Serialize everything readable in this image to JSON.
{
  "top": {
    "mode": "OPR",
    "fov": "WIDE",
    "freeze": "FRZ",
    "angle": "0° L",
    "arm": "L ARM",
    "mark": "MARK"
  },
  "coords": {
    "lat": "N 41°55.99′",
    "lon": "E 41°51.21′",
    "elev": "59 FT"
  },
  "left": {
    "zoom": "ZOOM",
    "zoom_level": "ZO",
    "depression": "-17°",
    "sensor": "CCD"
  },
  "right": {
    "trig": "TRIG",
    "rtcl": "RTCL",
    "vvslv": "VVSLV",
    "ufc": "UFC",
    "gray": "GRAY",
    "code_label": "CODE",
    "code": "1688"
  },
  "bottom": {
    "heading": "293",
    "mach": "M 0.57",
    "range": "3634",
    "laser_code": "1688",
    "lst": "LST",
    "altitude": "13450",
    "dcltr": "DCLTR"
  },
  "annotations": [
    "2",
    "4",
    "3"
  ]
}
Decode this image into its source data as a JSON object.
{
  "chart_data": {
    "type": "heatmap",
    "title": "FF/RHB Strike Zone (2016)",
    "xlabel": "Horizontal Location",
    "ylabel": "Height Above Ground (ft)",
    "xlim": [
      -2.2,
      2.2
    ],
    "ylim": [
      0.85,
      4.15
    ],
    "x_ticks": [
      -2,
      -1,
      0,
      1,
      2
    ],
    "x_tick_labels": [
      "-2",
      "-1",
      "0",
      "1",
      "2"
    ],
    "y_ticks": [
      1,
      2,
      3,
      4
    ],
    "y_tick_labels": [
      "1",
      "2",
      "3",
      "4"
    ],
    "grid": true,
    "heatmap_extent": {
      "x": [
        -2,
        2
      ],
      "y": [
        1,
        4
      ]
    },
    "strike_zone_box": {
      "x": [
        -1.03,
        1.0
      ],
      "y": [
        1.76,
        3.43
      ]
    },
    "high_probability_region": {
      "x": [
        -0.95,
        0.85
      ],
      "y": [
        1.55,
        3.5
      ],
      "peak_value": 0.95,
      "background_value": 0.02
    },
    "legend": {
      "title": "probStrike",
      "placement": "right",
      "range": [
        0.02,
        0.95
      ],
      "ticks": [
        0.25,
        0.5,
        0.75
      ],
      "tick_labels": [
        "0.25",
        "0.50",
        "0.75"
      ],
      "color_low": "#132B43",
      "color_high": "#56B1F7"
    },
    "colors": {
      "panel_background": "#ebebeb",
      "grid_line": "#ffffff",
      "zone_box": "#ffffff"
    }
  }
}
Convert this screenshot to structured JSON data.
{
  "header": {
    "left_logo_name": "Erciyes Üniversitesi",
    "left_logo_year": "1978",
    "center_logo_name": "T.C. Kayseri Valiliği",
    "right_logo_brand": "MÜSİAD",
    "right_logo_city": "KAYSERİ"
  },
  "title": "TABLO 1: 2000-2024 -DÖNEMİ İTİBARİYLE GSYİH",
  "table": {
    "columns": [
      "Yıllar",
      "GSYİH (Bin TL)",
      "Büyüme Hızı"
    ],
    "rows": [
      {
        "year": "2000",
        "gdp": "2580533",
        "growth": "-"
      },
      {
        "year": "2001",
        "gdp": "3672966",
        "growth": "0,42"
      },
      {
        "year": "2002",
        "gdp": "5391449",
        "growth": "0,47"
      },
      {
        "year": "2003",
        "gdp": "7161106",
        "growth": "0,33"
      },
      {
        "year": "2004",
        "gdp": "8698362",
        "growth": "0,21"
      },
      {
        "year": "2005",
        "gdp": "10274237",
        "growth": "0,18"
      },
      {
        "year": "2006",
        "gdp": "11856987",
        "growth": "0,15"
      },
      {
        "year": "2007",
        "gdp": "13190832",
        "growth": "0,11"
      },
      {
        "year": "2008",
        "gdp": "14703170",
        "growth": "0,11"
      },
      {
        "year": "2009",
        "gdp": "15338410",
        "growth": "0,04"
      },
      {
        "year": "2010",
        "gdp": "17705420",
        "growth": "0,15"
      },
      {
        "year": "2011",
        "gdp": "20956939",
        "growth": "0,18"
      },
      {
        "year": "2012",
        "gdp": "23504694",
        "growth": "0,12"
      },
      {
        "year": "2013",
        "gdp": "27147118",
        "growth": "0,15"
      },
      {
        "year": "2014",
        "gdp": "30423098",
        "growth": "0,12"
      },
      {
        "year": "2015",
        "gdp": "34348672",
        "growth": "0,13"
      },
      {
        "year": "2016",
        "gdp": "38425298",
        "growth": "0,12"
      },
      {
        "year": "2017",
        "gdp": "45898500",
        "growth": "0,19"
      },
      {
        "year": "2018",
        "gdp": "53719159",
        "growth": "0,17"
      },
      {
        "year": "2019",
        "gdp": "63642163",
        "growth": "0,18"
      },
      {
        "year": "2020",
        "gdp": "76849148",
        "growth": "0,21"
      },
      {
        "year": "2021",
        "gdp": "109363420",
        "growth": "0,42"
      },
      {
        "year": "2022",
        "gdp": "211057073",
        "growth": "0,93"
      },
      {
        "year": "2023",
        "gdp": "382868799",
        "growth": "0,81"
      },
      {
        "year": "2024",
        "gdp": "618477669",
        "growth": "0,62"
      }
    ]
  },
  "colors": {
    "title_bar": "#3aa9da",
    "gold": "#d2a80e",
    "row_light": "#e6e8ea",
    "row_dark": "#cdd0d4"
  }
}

◆ ◆ ◆ ◆ ◆ ◆ ◆

Determine how many lines of the material include the string "image". Output only that count.

2